• [THE TASK]
Copy each line with the word "JSON" in it.

• [PROVIDED INFORMATION]
+++

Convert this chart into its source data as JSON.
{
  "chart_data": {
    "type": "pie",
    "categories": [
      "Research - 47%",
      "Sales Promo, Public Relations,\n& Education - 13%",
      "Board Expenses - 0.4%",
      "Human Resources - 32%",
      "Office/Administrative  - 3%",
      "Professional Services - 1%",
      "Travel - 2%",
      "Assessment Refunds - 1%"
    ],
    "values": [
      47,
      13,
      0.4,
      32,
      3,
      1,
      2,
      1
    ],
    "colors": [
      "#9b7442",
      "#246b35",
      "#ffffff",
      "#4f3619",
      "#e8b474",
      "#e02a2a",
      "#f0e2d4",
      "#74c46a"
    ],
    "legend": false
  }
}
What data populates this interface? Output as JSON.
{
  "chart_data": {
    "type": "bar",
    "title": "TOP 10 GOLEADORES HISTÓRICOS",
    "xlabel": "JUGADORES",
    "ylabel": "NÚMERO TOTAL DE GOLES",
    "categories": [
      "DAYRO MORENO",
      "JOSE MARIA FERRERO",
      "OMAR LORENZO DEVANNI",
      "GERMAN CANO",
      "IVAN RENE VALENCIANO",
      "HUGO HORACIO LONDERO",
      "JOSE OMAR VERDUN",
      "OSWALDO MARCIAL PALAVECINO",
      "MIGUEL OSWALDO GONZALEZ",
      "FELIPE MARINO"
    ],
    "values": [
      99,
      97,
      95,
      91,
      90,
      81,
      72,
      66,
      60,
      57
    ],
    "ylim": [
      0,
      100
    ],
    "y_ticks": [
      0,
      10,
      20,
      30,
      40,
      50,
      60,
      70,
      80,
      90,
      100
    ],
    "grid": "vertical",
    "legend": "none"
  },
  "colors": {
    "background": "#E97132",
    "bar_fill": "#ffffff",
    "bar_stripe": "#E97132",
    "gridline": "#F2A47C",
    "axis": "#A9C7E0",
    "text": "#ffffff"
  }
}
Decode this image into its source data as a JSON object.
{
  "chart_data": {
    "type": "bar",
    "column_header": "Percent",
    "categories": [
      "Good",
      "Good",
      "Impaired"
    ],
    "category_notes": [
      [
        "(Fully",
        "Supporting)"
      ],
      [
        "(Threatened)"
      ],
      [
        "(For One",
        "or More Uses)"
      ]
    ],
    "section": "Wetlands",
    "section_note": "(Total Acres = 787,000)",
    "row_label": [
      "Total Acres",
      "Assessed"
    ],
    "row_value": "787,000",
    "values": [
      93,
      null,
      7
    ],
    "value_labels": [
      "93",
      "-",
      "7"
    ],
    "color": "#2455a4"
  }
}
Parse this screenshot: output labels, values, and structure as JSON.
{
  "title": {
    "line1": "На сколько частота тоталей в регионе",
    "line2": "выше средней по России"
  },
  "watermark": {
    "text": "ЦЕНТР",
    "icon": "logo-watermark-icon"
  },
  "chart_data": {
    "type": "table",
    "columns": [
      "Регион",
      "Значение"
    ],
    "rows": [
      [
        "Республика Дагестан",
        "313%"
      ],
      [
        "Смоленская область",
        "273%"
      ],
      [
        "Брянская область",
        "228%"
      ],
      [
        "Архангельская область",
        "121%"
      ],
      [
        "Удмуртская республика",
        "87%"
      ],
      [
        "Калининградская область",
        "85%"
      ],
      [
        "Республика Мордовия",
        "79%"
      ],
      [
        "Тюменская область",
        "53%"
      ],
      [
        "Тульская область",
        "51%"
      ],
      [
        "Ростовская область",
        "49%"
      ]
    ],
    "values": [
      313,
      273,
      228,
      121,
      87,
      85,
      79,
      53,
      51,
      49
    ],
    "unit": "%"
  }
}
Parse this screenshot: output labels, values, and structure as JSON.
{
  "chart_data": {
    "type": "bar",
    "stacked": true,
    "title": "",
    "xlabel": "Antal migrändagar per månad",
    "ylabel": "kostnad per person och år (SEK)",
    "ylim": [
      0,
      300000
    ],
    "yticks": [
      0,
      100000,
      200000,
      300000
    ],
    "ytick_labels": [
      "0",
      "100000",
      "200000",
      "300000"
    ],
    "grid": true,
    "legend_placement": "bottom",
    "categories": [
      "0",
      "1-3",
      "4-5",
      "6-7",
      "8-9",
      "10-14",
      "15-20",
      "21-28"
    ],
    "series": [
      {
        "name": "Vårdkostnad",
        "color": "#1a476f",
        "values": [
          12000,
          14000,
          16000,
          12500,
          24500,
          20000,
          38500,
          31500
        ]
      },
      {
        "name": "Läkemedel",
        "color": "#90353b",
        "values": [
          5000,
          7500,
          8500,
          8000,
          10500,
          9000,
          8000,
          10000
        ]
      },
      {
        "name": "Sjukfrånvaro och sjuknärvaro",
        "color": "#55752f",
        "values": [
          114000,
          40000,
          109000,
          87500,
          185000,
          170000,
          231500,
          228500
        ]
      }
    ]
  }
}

+++

• [SOLUTION]
Convert this chart into its source data as JSON.
What data populates this interface? Output as JSON.
Decode this image into its source data as a JSON object.
Parse this screenshot: output labels, values, and structure as JSON.
Parse this screenshot: output labels, values, and structure as JSON.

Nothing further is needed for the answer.